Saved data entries
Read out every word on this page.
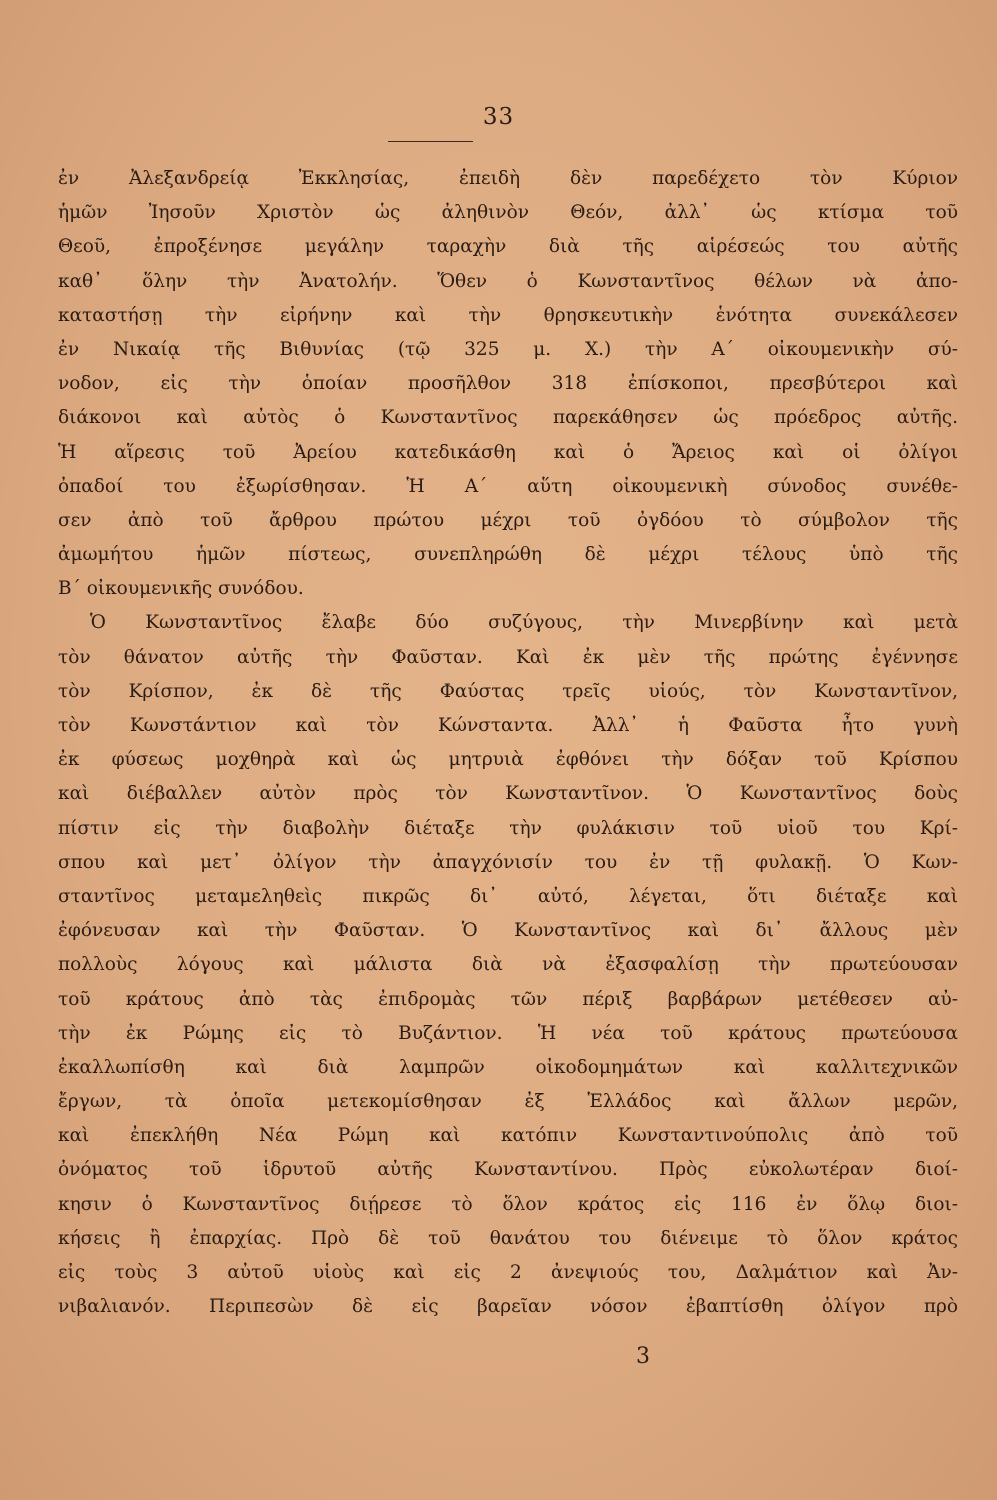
33
ἐν Ἀλεξανδρείᾳ Ἐκκλησίας, ἐπειδὴ δὲν παρεδέχετο τὸν Κύριον
ἡμῶν Ἰησοῦν Χριστὸν ὡς ἀληθινὸν Θεόν, ἀλλ᾽ ὡς κτίσμα τοῦ
Θεοῦ, ἐπροξένησε μεγάλην ταραχὴν διὰ τῆς αἱρέσεώς του αὐτῆς
καθ᾽ ὅλην τὴν Ἀνατολήν. Ὅθεν ὁ Κωνσταντῖνος θέλων νὰ ἀπο-
καταστήσῃ τὴν εἰρήνην καὶ τὴν θρησκευτικὴν ἑνότητα συνεκάλεσεν
ἐν Νικαίᾳ τῆς Βιθυνίας (τῷ 325 μ. Χ.) τὴν Α΄ οἰκουμενικὴν σύ-
νοδον, εἰς τὴν ὁποίαν προσῆλθον 318 ἐπίσκοποι, πρεσβύτεροι καὶ
διάκονοι καὶ αὐτὸς ὁ Κωνσταντῖνος παρεκάθησεν ὡς πρόεδρος αὐτῆς.
Ἡ αἵρεσις τοῦ Ἀρείου κατεδικάσθη καὶ ὁ Ἄρειος καὶ οἱ ὀλίγοι
ὀπαδοί του ἐξωρίσθησαν. Ἡ Α΄ αὕτη οἰκουμενικὴ σύνοδος συνέθε-
σεν ἀπὸ τοῦ ἄρθρου πρώτου μέχρι τοῦ ὀγδόου τὸ σύμβολον τῆς
ἀμωμήτου ἡμῶν πίστεως, συνεπληρώθη δὲ μέχρι τέλους ὑπὸ τῆς
Β΄ οἰκουμενικῆς συνόδου.
Ὁ Κωνσταντῖνος ἔλαβε δύο συζύγους, τὴν Μινερβίνην καὶ μετὰ
τὸν θάνατον αὐτῆς τὴν Φαῦσταν. Καὶ ἐκ μὲν τῆς πρώτης ἐγέννησε
τὸν Κρίσπον, ἐκ δὲ τῆς Φαύστας τρεῖς υἱούς, τὸν Κωνσταντῖνον,
τὸν Κωνστάντιον καὶ τὸν Κώνσταντα. Ἀλλ᾽ ἡ Φαῦστα ἦτο γυνὴ
ἐκ φύσεως μοχθηρὰ καὶ ὡς μητρυιὰ ἐφθόνει τὴν δόξαν τοῦ Κρίσπου
καὶ διέβαλλεν αὐτὸν πρὸς τὸν Κωνσταντῖνον. Ὁ Κωνσταντῖνος δοὺς
πίστιν εἰς τὴν διαβολὴν διέταξε τὴν φυλάκισιν τοῦ υἱοῦ του Κρί-
σπου καὶ μετ᾽ ὀλίγον τὴν ἀπαγχόνισίν του ἐν τῇ φυλακῇ. Ὁ Κων-
σταντῖνος μεταμεληθεὶς πικρῶς δι᾽ αὐτό, λέγεται, ὅτι διέταξε καὶ
ἐφόνευσαν καὶ τὴν Φαῦσταν. Ὁ Κωνσταντῖνος καὶ δι᾽ ἄλλους μὲν
πολλοὺς λόγους καὶ μάλιστα διὰ νὰ ἐξασφαλίσῃ τὴν πρωτεύουσαν
τοῦ κράτους ἀπὸ τὰς ἐπιδρομὰς τῶν πέριξ βαρβάρων μετέθεσεν αὐ-
τὴν ἐκ Ρώμης εἰς τὸ Βυζάντιον. Ἡ νέα τοῦ κράτους πρωτεύουσα
ἐκαλλωπίσθη καὶ διὰ λαμπρῶν οἰκοδομημάτων καὶ καλλιτεχνικῶν
ἔργων, τὰ ὁποῖα μετεκομίσθησαν ἐξ Ἑλλάδος καὶ ἄλλων μερῶν,
καὶ ἐπεκλήθη Νέα Ρώμη καὶ κατόπιν Κωνσταντινούπολις ἀπὸ τοῦ
ὀνόματος τοῦ ἱδρυτοῦ αὐτῆς Κωνσταντίνου. Πρὸς εὐκολωτέραν διοί-
κησιν ὁ Κωνσταντῖνος διῄρεσε τὸ ὅλον κράτος εἰς 116 ἐν ὅλῳ διοι-
κήσεις ἢ ἐπαρχίας. Πρὸ δὲ τοῦ θανάτου του διένειμε τὸ ὅλον κράτος
εἰς τοὺς 3 αὐτοῦ υἱοὺς καὶ εἰς 2 ἀνεψιούς του, Δαλμάτιον καὶ Ἀν-
νιβαλιανόν. Περιπεσὼν δὲ εἰς βαρεῖαν νόσον ἐβαπτίσθη ὀλίγον πρὸ
3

Written task: Without including any picture, repeat the data exactly.

Worked solution:
Read out every word on this page.
33
ἐν Ἀλεξανδρείᾳ Ἐκκλησίας, ἐπειδὴ δὲν παρεδέχετο τὸν Κύριον
ἡμῶν Ἰησοῦν Χριστὸν ὡς ἀληθινὸν Θεόν, ἀλλ᾽ ὡς κτίσμα τοῦ
Θεοῦ, ἐπροξένησε μεγάλην ταραχὴν διὰ τῆς αἱρέσεώς του αὐτῆς
καθ᾽ ὅλην τὴν Ἀνατολήν. Ὅθεν ὁ Κωνσταντῖνος θέλων νὰ ἀπο-
καταστήσῃ τὴν εἰρήνην καὶ τὴν θρησκευτικὴν ἑνότητα συνεκάλεσεν
ἐν Νικαίᾳ τῆς Βιθυνίας (τῷ 325 μ. Χ.) τὴν Α΄ οἰκουμενικὴν σύ-
νοδον, εἰς τὴν ὁποίαν προσῆλθον 318 ἐπίσκοποι, πρεσβύτεροι καὶ
διάκονοι καὶ αὐτὸς ὁ Κωνσταντῖνος παρεκάθησεν ὡς πρόεδρος αὐτῆς.
Ἡ αἵρεσις τοῦ Ἀρείου κατεδικάσθη καὶ ὁ Ἄρειος καὶ οἱ ὀλίγοι
ὀπαδοί του ἐξωρίσθησαν. Ἡ Α΄ αὕτη οἰκουμενικὴ σύνοδος συνέθε-
σεν ἀπὸ τοῦ ἄρθρου πρώτου μέχρι τοῦ ὀγδόου τὸ σύμβολον τῆς
ἀμωμήτου ἡμῶν πίστεως, συνεπληρώθη δὲ μέχρι τέλους ὑπὸ τῆς
Β΄ οἰκουμενικῆς συνόδου.
Ὁ Κωνσταντῖνος ἔλαβε δύο συζύγους, τὴν Μινερβίνην καὶ μετὰ
τὸν θάνατον αὐτῆς τὴν Φαῦσταν. Καὶ ἐκ μὲν τῆς πρώτης ἐγέννησε
τὸν Κρίσπον, ἐκ δὲ τῆς Φαύστας τρεῖς υἱούς, τὸν Κωνσταντῖνον,
τὸν Κωνστάντιον καὶ τὸν Κώνσταντα. Ἀλλ᾽ ἡ Φαῦστα ἦτο γυνὴ
ἐκ φύσεως μοχθηρὰ καὶ ὡς μητρυιὰ ἐφθόνει τὴν δόξαν τοῦ Κρίσπου
καὶ διέβαλλεν αὐτὸν πρὸς τὸν Κωνσταντῖνον. Ὁ Κωνσταντῖνος δοὺς
πίστιν εἰς τὴν διαβολὴν διέταξε τὴν φυλάκισιν τοῦ υἱοῦ του Κρί-
σπου καὶ μετ᾽ ὀλίγον τὴν ἀπαγχόνισίν του ἐν τῇ φυλακῇ. Ὁ Κων-
σταντῖνος μεταμεληθεὶς πικρῶς δι᾽ αὐτό, λέγεται, ὅτι διέταξε καὶ
ἐφόνευσαν καὶ τὴν Φαῦσταν. Ὁ Κωνσταντῖνος καὶ δι᾽ ἄλλους μὲν
πολλοὺς λόγους καὶ μάλιστα διὰ νὰ ἐξασφαλίσῃ τὴν πρωτεύουσαν
τοῦ κράτους ἀπὸ τὰς ἐπιδρομὰς τῶν πέριξ βαρβάρων μετέθεσεν αὐ-
τὴν ἐκ Ρώμης εἰς τὸ Βυζάντιον. Ἡ νέα τοῦ κράτους πρωτεύουσα
ἐκαλλωπίσθη καὶ διὰ λαμπρῶν οἰκοδομημάτων καὶ καλλιτεχνικῶν
ἔργων, τὰ ὁποῖα μετεκομίσθησαν ἐξ Ἑλλάδος καὶ ἄλλων μερῶν,
καὶ ἐπεκλήθη Νέα Ρώμη καὶ κατόπιν Κωνσταντινούπολις ἀπὸ τοῦ
ὀνόματος τοῦ ἱδρυτοῦ αὐτῆς Κωνσταντίνου. Πρὸς εὐκολωτέραν διοί-
κησιν ὁ Κωνσταντῖνος διῄρεσε τὸ ὅλον κράτος εἰς 116 ἐν ὅλῳ διοι-
κήσεις ἢ ἐπαρχίας. Πρὸ δὲ τοῦ θανάτου του διένειμε τὸ ὅλον κράτος
εἰς τοὺς 3 αὐτοῦ υἱοὺς καὶ εἰς 2 ἀνεψιούς του, Δαλμάτιον καὶ Ἀν-
νιβαλιανόν. Περιπεσὼν δὲ εἰς βαρεῖαν νόσον ἐβαπτίσθη ὀλίγον πρὸ
3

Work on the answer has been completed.